What to work on -
Return the whole listing, line for line, without the pictures in it.

Stored rows -
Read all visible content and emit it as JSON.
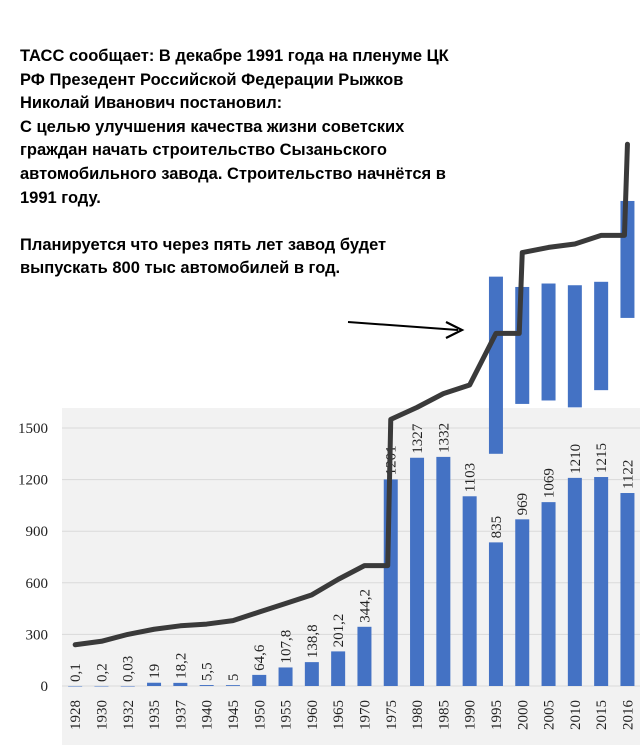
{
  "caption": "ТАСС сообщает: В декабре 1991 года на пленуме ЦК РФ Презедент Российской Федерации Рыжков Николай Иванович постановил:\nС целью улучшения качества жизни советских граждан начать строительство Сызаньского автомобильного завода. Строительство начнётся в 1991 году.\n\nПланируется что через пять лет завод будет выпускать 800 тыс автомобилей в год.",
  "colors": {
    "bar": "#4472C4",
    "line": "#3a3a3a",
    "grid": "#d9d9d9",
    "plot_bg": "#f2f2f2"
  },
  "chart_data": {
    "type": "bar",
    "categories": [
      "1928",
      "1930",
      "1932",
      "1935",
      "1937",
      "1940",
      "1945",
      "1950",
      "1955",
      "1960",
      "1965",
      "1970",
      "1975",
      "1980",
      "1985",
      "1990",
      "1995",
      "2000",
      "2005",
      "2010",
      "2015",
      "2016"
    ],
    "values": [
      0.1,
      0.2,
      0.03,
      19,
      18.2,
      5.5,
      5,
      64.6,
      107.8,
      138.8,
      201.2,
      344.2,
      1201,
      1327,
      1332,
      1103,
      835,
      969,
      1069,
      1210,
      1215,
      1122
    ],
    "labels": [
      "0,1",
      "0,2",
      "0,03",
      "19",
      "18,2",
      "5,5",
      "5",
      "64,6",
      "107,8",
      "138,8",
      "201,2",
      "344,2",
      "1201",
      "1327",
      "1332",
      "1103",
      "835",
      "969",
      "1069",
      "1210",
      "1215",
      "1122"
    ],
    "yticks": [
      "0",
      "300",
      "600",
      "900",
      "1200",
      "1500"
    ],
    "ylim": [
      0,
      1500
    ],
    "grid": true,
    "annotation": {
      "type": "hand-drawn trend line extending above the plot, with an arrow pointing from the caption to the 1995 bar",
      "extended_bars": [
        {
          "category": "1995",
          "top": 2380,
          "bottom": 1350
        },
        {
          "category": "2000",
          "top": 2320,
          "bottom": 1640
        },
        {
          "category": "2005",
          "top": 2340,
          "bottom": 1660
        },
        {
          "category": "2010",
          "top": 2330,
          "bottom": 1620
        },
        {
          "category": "2015",
          "top": 2350,
          "bottom": 1720
        },
        {
          "category": "2016",
          "top": 2820,
          "bottom": 2140
        }
      ],
      "trend_line": [
        [
          "1928",
          240
        ],
        [
          "1930",
          260
        ],
        [
          "1932",
          300
        ],
        [
          "1935",
          330
        ],
        [
          "1937",
          350
        ],
        [
          "1940",
          360
        ],
        [
          "1945",
          380
        ],
        [
          "1950",
          430
        ],
        [
          "1955",
          480
        ],
        [
          "1960",
          530
        ],
        [
          "1965",
          620
        ],
        [
          "1970",
          700
        ],
        [
          "1975",
          1550
        ],
        [
          "1980",
          1620
        ],
        [
          "1985",
          1700
        ],
        [
          "1990",
          1750
        ],
        [
          "1995",
          2050
        ],
        [
          "2000",
          2520
        ],
        [
          "2005",
          2550
        ],
        [
          "2010",
          2570
        ],
        [
          "2015",
          2620
        ],
        [
          "2016",
          3150
        ]
      ]
    }
  }
}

Result below -
Read all visible content and emit it as JSON.
{
  "caption": "ТАСС сообщает: В декабре 1991 года на пленуме ЦК РФ Презедент Российской Федерации Рыжков Николай Иванович постановил:\nС целью улучшения качества жизни советских граждан начать строительство Сызаньского автомобильного завода. Строительство начнётся в 1991 году.\n\nПланируется что через пять лет завод будет выпускать 800 тыс автомобилей в год.",
  "colors": {
    "bar": "#4472C4",
    "line": "#3a3a3a",
    "grid": "#d9d9d9",
    "plot_bg": "#f2f2f2"
  },
  "chart_data": {
    "type": "bar",
    "categories": [
      "1928",
      "1930",
      "1932",
      "1935",
      "1937",
      "1940",
      "1945",
      "1950",
      "1955",
      "1960",
      "1965",
      "1970",
      "1975",
      "1980",
      "1985",
      "1990",
      "1995",
      "2000",
      "2005",
      "2010",
      "2015",
      "2016"
    ],
    "values": [
      0.1,
      0.2,
      0.03,
      19,
      18.2,
      5.5,
      5,
      64.6,
      107.8,
      138.8,
      201.2,
      344.2,
      1201,
      1327,
      1332,
      1103,
      835,
      969,
      1069,
      1210,
      1215,
      1122
    ],
    "labels": [
      "0,1",
      "0,2",
      "0,03",
      "19",
      "18,2",
      "5,5",
      "5",
      "64,6",
      "107,8",
      "138,8",
      "201,2",
      "344,2",
      "1201",
      "1327",
      "1332",
      "1103",
      "835",
      "969",
      "1069",
      "1210",
      "1215",
      "1122"
    ],
    "yticks": [
      "0",
      "300",
      "600",
      "900",
      "1200",
      "1500"
    ],
    "ylim": [
      0,
      1500
    ],
    "grid": true,
    "annotation": {
      "type": "hand-drawn trend line extending above the plot, with an arrow pointing from the caption to the 1995 bar",
      "extended_bars": [
        {
          "category": "1995",
          "top": 2380,
          "bottom": 1350
        },
        {
          "category": "2000",
          "top": 2320,
          "bottom": 1640
        },
        {
          "category": "2005",
          "top": 2340,
          "bottom": 1660
        },
        {
          "category": "2010",
          "top": 2330,
          "bottom": 1620
        },
        {
          "category": "2015",
          "top": 2350,
          "bottom": 1720
        },
        {
          "category": "2016",
          "top": 2820,
          "bottom": 2140
        }
      ],
      "trend_line": [
        [
          "1928",
          240
        ],
        [
          "1930",
          260
        ],
        [
          "1932",
          300
        ],
        [
          "1935",
          330
        ],
        [
          "1937",
          350
        ],
        [
          "1940",
          360
        ],
        [
          "1945",
          380
        ],
        [
          "1950",
          430
        ],
        [
          "1955",
          480
        ],
        [
          "1960",
          530
        ],
        [
          "1965",
          620
        ],
        [
          "1970",
          700
        ],
        [
          "1975",
          1550
        ],
        [
          "1980",
          1620
        ],
        [
          "1985",
          1700
        ],
        [
          "1990",
          1750
        ],
        [
          "1995",
          2050
        ],
        [
          "2000",
          2520
        ],
        [
          "2005",
          2550
        ],
        [
          "2010",
          2570
        ],
        [
          "2015",
          2620
        ],
        [
          "2016",
          3150
        ]
      ]
    }
  }
}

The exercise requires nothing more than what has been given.